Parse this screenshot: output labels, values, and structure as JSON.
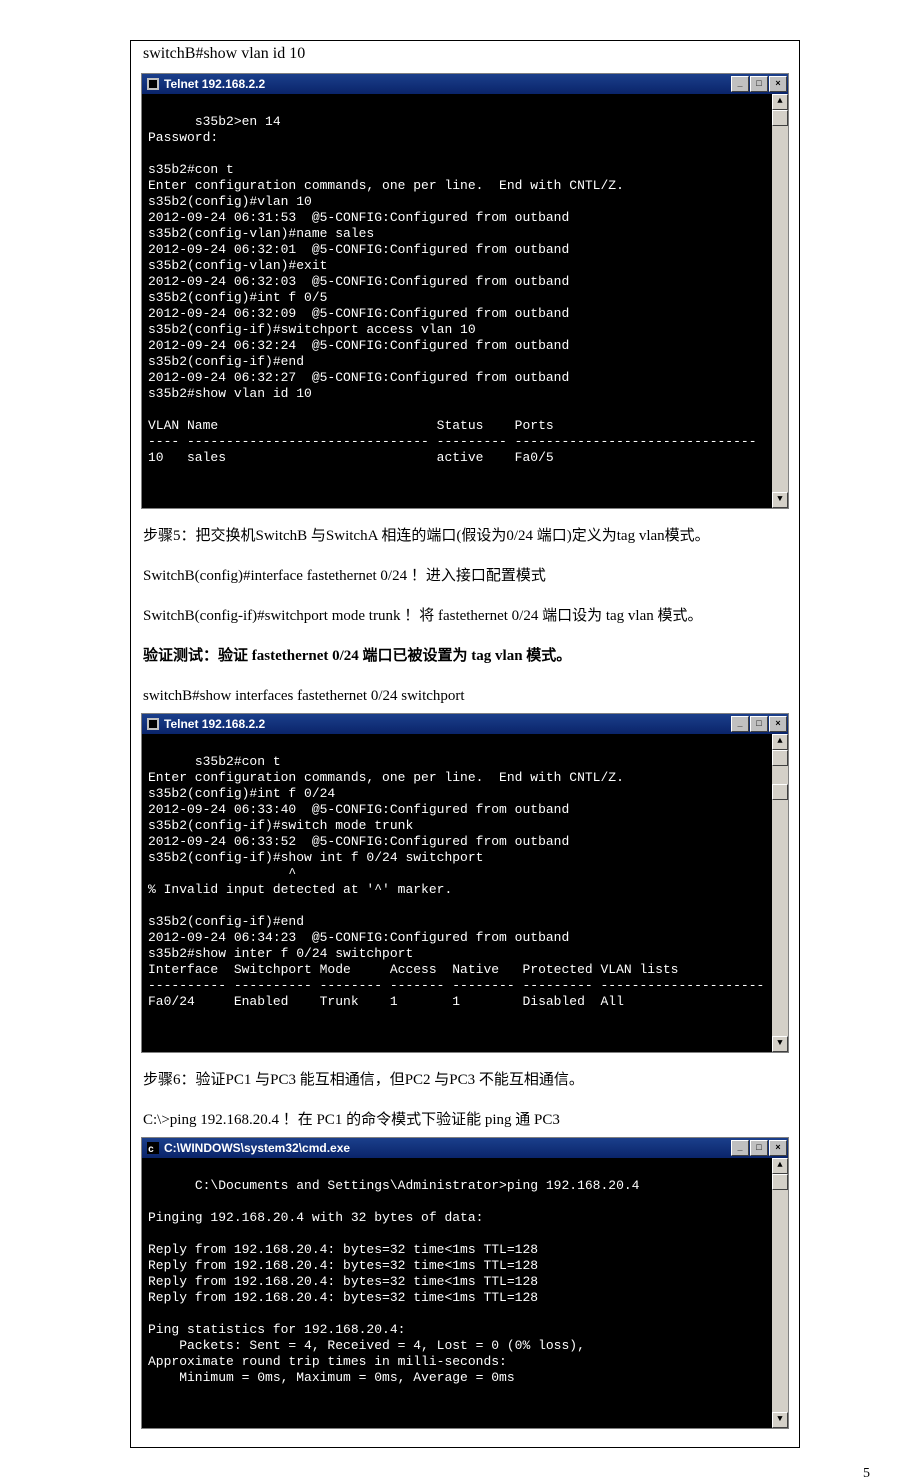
{
  "intro_cmd": "switchB#show vlan id 10",
  "term1_title": "Telnet 192.168.2.2",
  "term1_body": "s35b2>en 14\nPassword:\n\ns35b2#con t\nEnter configuration commands, one per line.  End with CNTL/Z.\ns35b2(config)#vlan 10\n2012-09-24 06:31:53  @5-CONFIG:Configured from outband\ns35b2(config-vlan)#name sales\n2012-09-24 06:32:01  @5-CONFIG:Configured from outband\ns35b2(config-vlan)#exit\n2012-09-24 06:32:03  @5-CONFIG:Configured from outband\ns35b2(config)#int f 0/5\n2012-09-24 06:32:09  @5-CONFIG:Configured from outband\ns35b2(config-if)#switchport access vlan 10\n2012-09-24 06:32:24  @5-CONFIG:Configured from outband\ns35b2(config-if)#end\n2012-09-24 06:32:27  @5-CONFIG:Configured from outband\ns35b2#show vlan id 10\n\nVLAN Name                            Status    Ports\n---- ------------------------------- --------- -------------------------------\n10   sales                           active    Fa0/5",
  "step5_heading": "步骤5：把交换机SwitchB 与SwitchA 相连的端口(假设为0/24 端口)定义为tag vlan模式。",
  "step5_line1": "SwitchB(config)#interface fastethernet 0/24  ！进入接口配置模式",
  "step5_line2": "SwitchB(config-if)#switchport mode trunk  ！将 fastethernet 0/24  端口设为 tag vlan  模式。",
  "step5_bold": "验证测试：验证 fastethernet 0/24 端口已被设置为 tag vlan 模式。",
  "step5_cmd": "switchB#show interfaces fastethernet 0/24 switchport",
  "term2_title": "Telnet 192.168.2.2",
  "term2_body": "s35b2#con t\nEnter configuration commands, one per line.  End with CNTL/Z.\ns35b2(config)#int f 0/24\n2012-09-24 06:33:40  @5-CONFIG:Configured from outband\ns35b2(config-if)#switch mode trunk\n2012-09-24 06:33:52  @5-CONFIG:Configured from outband\ns35b2(config-if)#show int f 0/24 switchport\n                  ^\n% Invalid input detected at '^' marker.\n\ns35b2(config-if)#end\n2012-09-24 06:34:23  @5-CONFIG:Configured from outband\ns35b2#show inter f 0/24 switchport\nInterface  Switchport Mode     Access  Native   Protected VLAN lists\n---------- ---------- -------- ------- -------- --------- ---------------------\nFa0/24     Enabled    Trunk    1       1        Disabled  All",
  "step6_heading": "步骤6：验证PC1 与PC3 能互相通信，但PC2 与PC3 不能互相通信。",
  "step6_line1": "C:\\>ping 192.168.20.4  ！在 PC1 的命令模式下验证能 ping  通 PC3",
  "term3_title": "C:\\WINDOWS\\system32\\cmd.exe",
  "term3_body": "C:\\Documents and Settings\\Administrator>ping 192.168.20.4\n\nPinging 192.168.20.4 with 32 bytes of data:\n\nReply from 192.168.20.4: bytes=32 time<1ms TTL=128\nReply from 192.168.20.4: bytes=32 time<1ms TTL=128\nReply from 192.168.20.4: bytes=32 time<1ms TTL=128\nReply from 192.168.20.4: bytes=32 time<1ms TTL=128\n\nPing statistics for 192.168.20.4:\n    Packets: Sent = 4, Received = 4, Lost = 0 (0% loss),\nApproximate round trip times in milli-seconds:\n    Minimum = 0ms, Maximum = 0ms, Average = 0ms",
  "win_min": "_",
  "win_max": "□",
  "win_close": "×",
  "arrow_up": "▲",
  "arrow_down": "▼",
  "page_number": "5"
}
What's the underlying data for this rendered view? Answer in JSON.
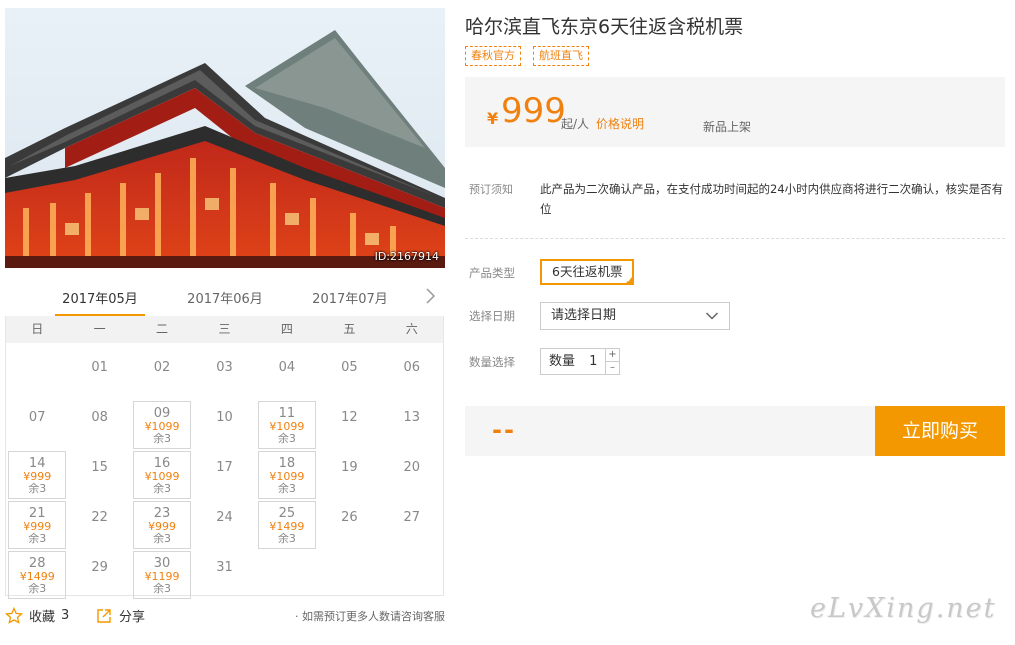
{
  "photo": {
    "id_label": "ID:2167914"
  },
  "months": {
    "tabs": [
      {
        "label": "2017年05月",
        "active": true
      },
      {
        "label": "2017年06月",
        "active": false
      },
      {
        "label": "2017年07月",
        "active": false
      }
    ]
  },
  "calendar": {
    "weekdays": [
      "日",
      "一",
      "二",
      "三",
      "四",
      "五",
      "六"
    ],
    "first_weekday": 1,
    "days": [
      {
        "d": "01"
      },
      {
        "d": "02"
      },
      {
        "d": "03"
      },
      {
        "d": "04"
      },
      {
        "d": "05"
      },
      {
        "d": "06"
      },
      {
        "d": "07"
      },
      {
        "d": "08"
      },
      {
        "d": "09",
        "price": "¥1099",
        "stock": "余3"
      },
      {
        "d": "10"
      },
      {
        "d": "11",
        "price": "¥1099",
        "stock": "余3"
      },
      {
        "d": "12"
      },
      {
        "d": "13"
      },
      {
        "d": "14",
        "price": "¥999",
        "stock": "余3"
      },
      {
        "d": "15"
      },
      {
        "d": "16",
        "price": "¥1099",
        "stock": "余3"
      },
      {
        "d": "17"
      },
      {
        "d": "18",
        "price": "¥1099",
        "stock": "余3"
      },
      {
        "d": "19"
      },
      {
        "d": "20"
      },
      {
        "d": "21",
        "price": "¥999",
        "stock": "余3"
      },
      {
        "d": "22"
      },
      {
        "d": "23",
        "price": "¥999",
        "stock": "余3"
      },
      {
        "d": "24"
      },
      {
        "d": "25",
        "price": "¥1499",
        "stock": "余3"
      },
      {
        "d": "26"
      },
      {
        "d": "27"
      },
      {
        "d": "28",
        "price": "¥1499",
        "stock": "余3"
      },
      {
        "d": "29"
      },
      {
        "d": "30",
        "price": "¥1199",
        "stock": "余3"
      },
      {
        "d": "31"
      }
    ]
  },
  "actions": {
    "favorite_label": "收藏",
    "favorite_count": "3",
    "share_label": "分享",
    "contact_note": "· 如需预订更多人数请咨询客服"
  },
  "product": {
    "title": "哈尔滨直飞东京6天往返含税机票",
    "tags": [
      "春秋官方",
      "航班直飞"
    ],
    "price_symbol": "¥",
    "price": "999",
    "price_unit": "起/人",
    "price_note": "价格说明",
    "new_label": "新品上架",
    "notice_label": "预订须知",
    "notice_text": "此产品为二次确认产品，在支付成功时间起的24小时内供应商将进行二次确认，核实是否有位",
    "type_label": "产品类型",
    "type_option": "6天往返机票",
    "date_label": "选择日期",
    "date_placeholder": "请选择日期",
    "qty_label": "数量选择",
    "qty_prefix": "数量",
    "qty_value": "1",
    "total": "--",
    "buy_label": "立即购买"
  },
  "watermark": "eLvXing.net",
  "colors": {
    "accent": "#f39800",
    "price": "#f0810f"
  }
}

- - - -

Work instructions:
Identify each line of the material where the word "Configured" shows up, and copy it.

Result of this exercise:
  "term1_body": "s35b2>en 14\nPassword:\n\ns35b2#con t\nEnter configuration commands, one per line.  End with CNTL/Z.\ns35b2(config)#vlan 10\n2012-09-24 06:31:53  @5-CONFIG:Configured from outband\ns35b2(config-vlan)#name sales\n2012-09-24 06:32:01  @5-CONFIG:Configured from outband\ns35b2(config-vlan)#exit\n2012-09-24 06:32:03  @5-CONFIG:Configured from outband\ns35b2(config)#int f 0/5\n2012-09-24 06:32:09  @5-CONFIG:Configured from outband\ns35b2(config-if)#switchport access vlan 10\n2012-09-24 06:32:24  @5-CONFIG:Configured from outband\ns35b2(config-if)#end\n2012-09-24 06:32:27  @5-CONFIG:Configured from outband\ns35b2#show vlan id 10\n\nVLAN Name                            Status    Ports\n---- ------------------------------- --------- -------------------------------\n10   sales                           active    Fa0/5",
  "term2_body": "s35b2#con t\nEnter configuration commands, one per line.  End with CNTL/Z.\ns35b2(config)#int f 0/24\n2012-09-24 06:33:40  @5-CONFIG:Configured from outband\ns35b2(config-if)#switch mode trunk\n2012-09-24 06:33:52  @5-CONFIG:Configured from outband\ns35b2(config-if)#show int f 0/24 switchport\n                  ^\n% Invalid input detected at '^' marker.\n\ns35b2(config-if)#end\n2012-09-24 06:34:23  @5-CONFIG:Configured from outband\ns35b2#show inter f 0/24 switchport\nInterface  Switchport Mode     Access  Native   Protected VLAN lists\n---------- ---------- -------- ------- -------- --------- ---------------------\nFa0/24     Enabled    Trunk    1       1        Disabled  All",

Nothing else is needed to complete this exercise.